Data entries:
• • • • •

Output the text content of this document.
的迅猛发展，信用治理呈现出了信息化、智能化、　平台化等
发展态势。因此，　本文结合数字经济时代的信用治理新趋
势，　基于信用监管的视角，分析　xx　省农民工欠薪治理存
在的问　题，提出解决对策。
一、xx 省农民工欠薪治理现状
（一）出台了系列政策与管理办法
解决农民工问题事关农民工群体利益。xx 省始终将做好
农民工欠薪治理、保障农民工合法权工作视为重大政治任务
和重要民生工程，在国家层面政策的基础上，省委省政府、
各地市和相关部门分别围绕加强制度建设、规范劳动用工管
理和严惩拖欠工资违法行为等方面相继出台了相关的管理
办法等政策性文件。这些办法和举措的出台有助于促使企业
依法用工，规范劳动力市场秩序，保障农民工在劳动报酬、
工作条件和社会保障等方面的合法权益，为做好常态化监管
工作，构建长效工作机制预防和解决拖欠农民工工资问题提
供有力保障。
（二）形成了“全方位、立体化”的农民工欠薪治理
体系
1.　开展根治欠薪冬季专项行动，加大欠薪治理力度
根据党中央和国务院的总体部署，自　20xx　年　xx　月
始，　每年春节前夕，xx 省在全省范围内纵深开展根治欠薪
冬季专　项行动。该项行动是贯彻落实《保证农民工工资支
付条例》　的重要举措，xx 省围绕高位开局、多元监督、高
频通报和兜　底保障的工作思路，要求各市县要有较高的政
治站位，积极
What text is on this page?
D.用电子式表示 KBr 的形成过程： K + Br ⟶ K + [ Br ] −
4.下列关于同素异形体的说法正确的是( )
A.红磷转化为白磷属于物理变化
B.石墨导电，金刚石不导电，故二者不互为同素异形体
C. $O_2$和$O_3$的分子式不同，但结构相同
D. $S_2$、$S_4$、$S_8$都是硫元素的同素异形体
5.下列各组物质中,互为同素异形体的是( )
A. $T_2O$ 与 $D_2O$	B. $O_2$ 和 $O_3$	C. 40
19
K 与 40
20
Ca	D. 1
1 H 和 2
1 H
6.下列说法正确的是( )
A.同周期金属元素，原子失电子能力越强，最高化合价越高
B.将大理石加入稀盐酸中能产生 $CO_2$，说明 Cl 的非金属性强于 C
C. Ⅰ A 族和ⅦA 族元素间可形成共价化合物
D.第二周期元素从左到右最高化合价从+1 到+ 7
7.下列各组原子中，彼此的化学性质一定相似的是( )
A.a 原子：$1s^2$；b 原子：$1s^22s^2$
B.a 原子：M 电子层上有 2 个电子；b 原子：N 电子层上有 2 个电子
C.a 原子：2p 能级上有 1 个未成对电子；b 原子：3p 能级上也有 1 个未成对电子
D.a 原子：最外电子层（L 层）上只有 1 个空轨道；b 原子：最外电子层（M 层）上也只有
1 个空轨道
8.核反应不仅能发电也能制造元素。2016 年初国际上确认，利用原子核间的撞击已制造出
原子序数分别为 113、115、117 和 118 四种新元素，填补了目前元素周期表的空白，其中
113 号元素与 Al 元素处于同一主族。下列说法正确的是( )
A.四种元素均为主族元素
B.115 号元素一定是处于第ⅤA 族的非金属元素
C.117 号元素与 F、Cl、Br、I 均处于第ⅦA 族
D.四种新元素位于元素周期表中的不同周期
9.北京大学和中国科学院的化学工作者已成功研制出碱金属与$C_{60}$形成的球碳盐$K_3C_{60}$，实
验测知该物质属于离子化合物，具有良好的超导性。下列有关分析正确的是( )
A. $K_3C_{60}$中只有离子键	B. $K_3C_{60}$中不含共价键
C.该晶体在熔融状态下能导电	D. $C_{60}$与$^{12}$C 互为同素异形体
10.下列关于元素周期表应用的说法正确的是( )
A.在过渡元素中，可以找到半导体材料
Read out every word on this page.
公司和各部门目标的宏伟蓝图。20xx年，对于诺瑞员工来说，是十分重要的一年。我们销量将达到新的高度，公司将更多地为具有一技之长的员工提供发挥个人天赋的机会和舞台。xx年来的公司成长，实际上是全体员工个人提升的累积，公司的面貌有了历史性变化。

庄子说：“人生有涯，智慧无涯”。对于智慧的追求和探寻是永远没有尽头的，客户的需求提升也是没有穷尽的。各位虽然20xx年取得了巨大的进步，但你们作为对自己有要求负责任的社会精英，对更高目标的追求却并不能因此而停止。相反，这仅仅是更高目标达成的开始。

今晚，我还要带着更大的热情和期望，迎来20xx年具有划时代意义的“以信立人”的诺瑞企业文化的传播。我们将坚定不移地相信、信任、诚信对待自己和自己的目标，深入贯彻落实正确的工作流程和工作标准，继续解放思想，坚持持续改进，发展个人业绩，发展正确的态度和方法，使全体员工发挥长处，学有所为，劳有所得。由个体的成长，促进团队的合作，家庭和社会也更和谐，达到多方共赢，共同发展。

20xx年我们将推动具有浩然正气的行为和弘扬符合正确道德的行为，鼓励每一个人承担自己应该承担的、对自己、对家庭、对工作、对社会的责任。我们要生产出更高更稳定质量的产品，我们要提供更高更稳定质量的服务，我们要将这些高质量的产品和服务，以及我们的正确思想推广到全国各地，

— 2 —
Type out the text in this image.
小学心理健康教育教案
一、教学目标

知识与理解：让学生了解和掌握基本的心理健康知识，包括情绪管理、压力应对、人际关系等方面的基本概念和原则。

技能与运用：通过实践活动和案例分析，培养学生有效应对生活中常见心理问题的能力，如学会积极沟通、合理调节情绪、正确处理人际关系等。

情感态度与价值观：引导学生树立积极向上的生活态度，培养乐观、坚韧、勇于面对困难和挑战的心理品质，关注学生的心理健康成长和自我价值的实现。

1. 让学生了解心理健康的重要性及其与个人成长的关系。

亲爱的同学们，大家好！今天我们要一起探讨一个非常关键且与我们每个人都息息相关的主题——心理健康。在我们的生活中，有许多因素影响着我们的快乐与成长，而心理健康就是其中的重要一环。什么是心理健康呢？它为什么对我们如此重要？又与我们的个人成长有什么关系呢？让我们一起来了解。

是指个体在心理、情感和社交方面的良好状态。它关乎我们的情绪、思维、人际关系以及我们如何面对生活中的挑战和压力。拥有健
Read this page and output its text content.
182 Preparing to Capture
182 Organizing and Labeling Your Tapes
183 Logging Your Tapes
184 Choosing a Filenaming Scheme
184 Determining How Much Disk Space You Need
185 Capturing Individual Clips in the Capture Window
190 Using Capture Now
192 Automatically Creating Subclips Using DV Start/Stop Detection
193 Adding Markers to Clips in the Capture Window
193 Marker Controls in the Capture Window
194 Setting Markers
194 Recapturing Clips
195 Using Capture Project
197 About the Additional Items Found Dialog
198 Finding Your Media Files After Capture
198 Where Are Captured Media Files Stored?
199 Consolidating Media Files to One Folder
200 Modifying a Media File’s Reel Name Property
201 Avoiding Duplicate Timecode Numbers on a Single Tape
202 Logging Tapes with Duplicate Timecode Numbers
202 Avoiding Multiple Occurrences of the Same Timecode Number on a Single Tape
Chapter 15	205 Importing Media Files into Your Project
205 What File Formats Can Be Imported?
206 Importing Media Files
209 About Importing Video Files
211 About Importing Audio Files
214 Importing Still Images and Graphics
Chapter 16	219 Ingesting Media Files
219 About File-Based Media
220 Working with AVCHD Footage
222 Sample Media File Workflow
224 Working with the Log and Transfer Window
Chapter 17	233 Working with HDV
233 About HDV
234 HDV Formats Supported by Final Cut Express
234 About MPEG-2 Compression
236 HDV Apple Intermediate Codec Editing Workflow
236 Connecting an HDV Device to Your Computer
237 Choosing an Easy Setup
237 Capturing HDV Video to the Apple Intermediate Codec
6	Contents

• • • • •

Exercise aim: Find each line that has the word "Tapes", then copy it out.

The reply:
182 Organizing and Labeling Your Tapes
183 Logging Your Tapes
202 Logging Tapes with Duplicate Timecode Numbers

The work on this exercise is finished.